**Your objective**
Copy out each of the entries below line for line, without changing anything, but omit the pictures.

**Data provided**
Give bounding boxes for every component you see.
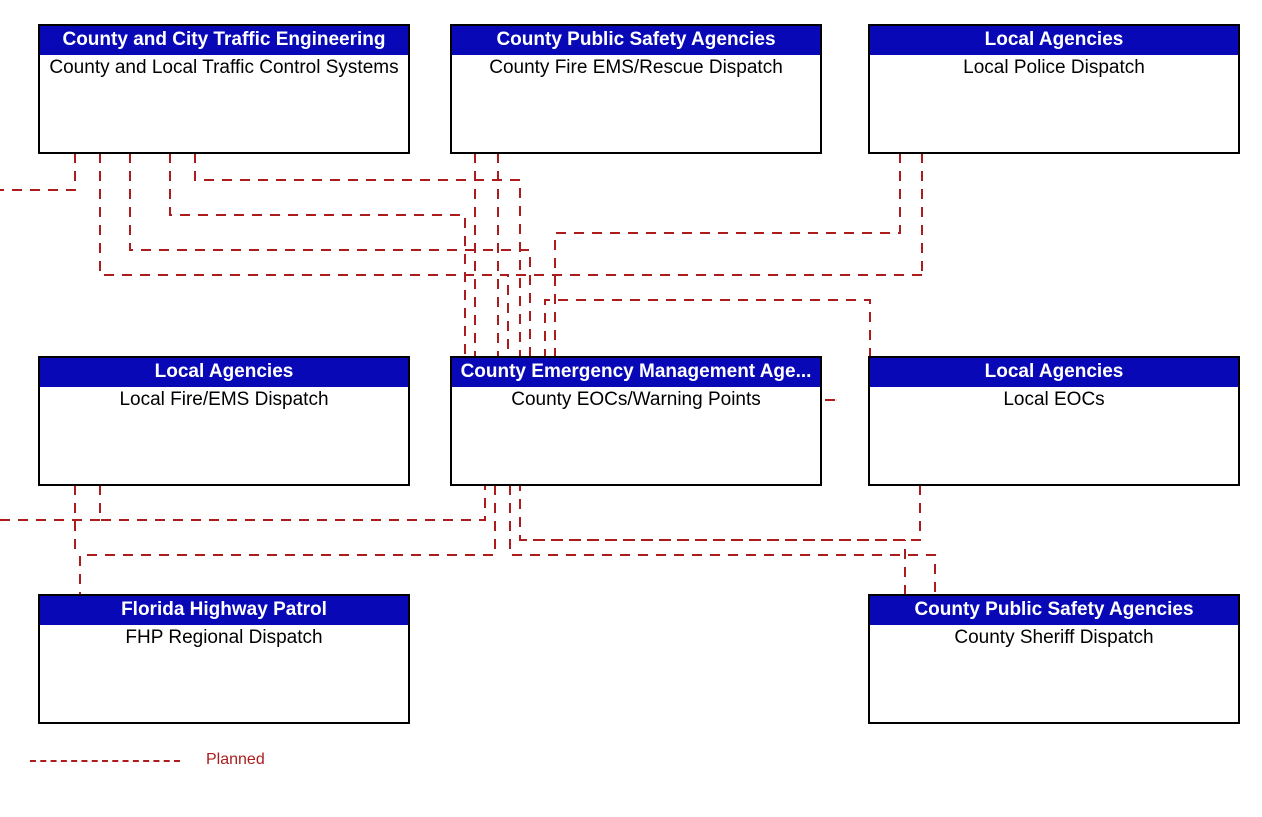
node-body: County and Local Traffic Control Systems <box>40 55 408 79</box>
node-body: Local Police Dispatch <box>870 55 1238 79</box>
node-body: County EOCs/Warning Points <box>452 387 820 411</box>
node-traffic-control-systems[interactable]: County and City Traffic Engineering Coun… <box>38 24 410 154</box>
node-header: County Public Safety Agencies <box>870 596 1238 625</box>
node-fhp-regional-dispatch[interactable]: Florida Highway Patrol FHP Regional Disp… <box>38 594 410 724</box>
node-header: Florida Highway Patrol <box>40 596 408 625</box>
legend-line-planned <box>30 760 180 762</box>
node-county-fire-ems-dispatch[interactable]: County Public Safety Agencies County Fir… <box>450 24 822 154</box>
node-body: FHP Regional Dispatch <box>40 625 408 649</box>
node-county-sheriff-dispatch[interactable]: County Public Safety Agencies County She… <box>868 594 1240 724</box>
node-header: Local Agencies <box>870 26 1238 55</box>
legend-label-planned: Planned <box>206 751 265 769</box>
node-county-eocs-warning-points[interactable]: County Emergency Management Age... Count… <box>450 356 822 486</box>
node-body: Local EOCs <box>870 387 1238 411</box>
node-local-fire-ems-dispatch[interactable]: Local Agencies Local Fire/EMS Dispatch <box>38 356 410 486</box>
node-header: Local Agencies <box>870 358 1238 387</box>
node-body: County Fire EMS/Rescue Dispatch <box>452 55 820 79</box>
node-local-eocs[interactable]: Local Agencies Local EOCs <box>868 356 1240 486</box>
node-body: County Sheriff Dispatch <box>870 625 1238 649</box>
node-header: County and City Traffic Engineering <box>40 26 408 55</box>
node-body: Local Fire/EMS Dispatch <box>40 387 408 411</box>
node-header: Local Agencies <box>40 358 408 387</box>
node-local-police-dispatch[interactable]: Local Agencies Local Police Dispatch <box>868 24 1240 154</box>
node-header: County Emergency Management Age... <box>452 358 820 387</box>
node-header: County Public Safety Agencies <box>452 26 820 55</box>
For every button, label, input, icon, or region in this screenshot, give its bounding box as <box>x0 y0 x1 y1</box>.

**The answer**
Give bounding boxes for every component you see.
node-body: County and Local Traffic Control Systems <box>40 55 408 79</box>
node-body: Local Police Dispatch <box>870 55 1238 79</box>
node-body: County EOCs/Warning Points <box>452 387 820 411</box>
node-traffic-control-systems[interactable]: County and City Traffic Engineering Coun… <box>38 24 410 154</box>
node-header: County Public Safety Agencies <box>870 596 1238 625</box>
node-fhp-regional-dispatch[interactable]: Florida Highway Patrol FHP Regional Disp… <box>38 594 410 724</box>
node-header: Florida Highway Patrol <box>40 596 408 625</box>
legend-line-planned <box>30 760 180 762</box>
node-county-fire-ems-dispatch[interactable]: County Public Safety Agencies County Fir… <box>450 24 822 154</box>
node-body: FHP Regional Dispatch <box>40 625 408 649</box>
node-county-sheriff-dispatch[interactable]: County Public Safety Agencies County She… <box>868 594 1240 724</box>
node-header: Local Agencies <box>870 26 1238 55</box>
legend-label-planned: Planned <box>206 751 265 769</box>
node-county-eocs-warning-points[interactable]: County Emergency Management Age... Count… <box>450 356 822 486</box>
node-body: Local EOCs <box>870 387 1238 411</box>
node-local-fire-ems-dispatch[interactable]: Local Agencies Local Fire/EMS Dispatch <box>38 356 410 486</box>
node-header: Local Agencies <box>870 358 1238 387</box>
node-body: County Fire EMS/Rescue Dispatch <box>452 55 820 79</box>
node-local-eocs[interactable]: Local Agencies Local EOCs <box>868 356 1240 486</box>
node-body: County Sheriff Dispatch <box>870 625 1238 649</box>
node-header: County and City Traffic Engineering <box>40 26 408 55</box>
node-body: Local Fire/EMS Dispatch <box>40 387 408 411</box>
node-header: Local Agencies <box>40 358 408 387</box>
node-local-police-dispatch[interactable]: Local Agencies Local Police Dispatch <box>868 24 1240 154</box>
node-header: County Emergency Management Age... <box>452 358 820 387</box>
node-header: County Public Safety Agencies <box>452 26 820 55</box>
For every button, label, input, icon, or region in this screenshot, give its bounding box as <box>x0 y0 x1 y1</box>.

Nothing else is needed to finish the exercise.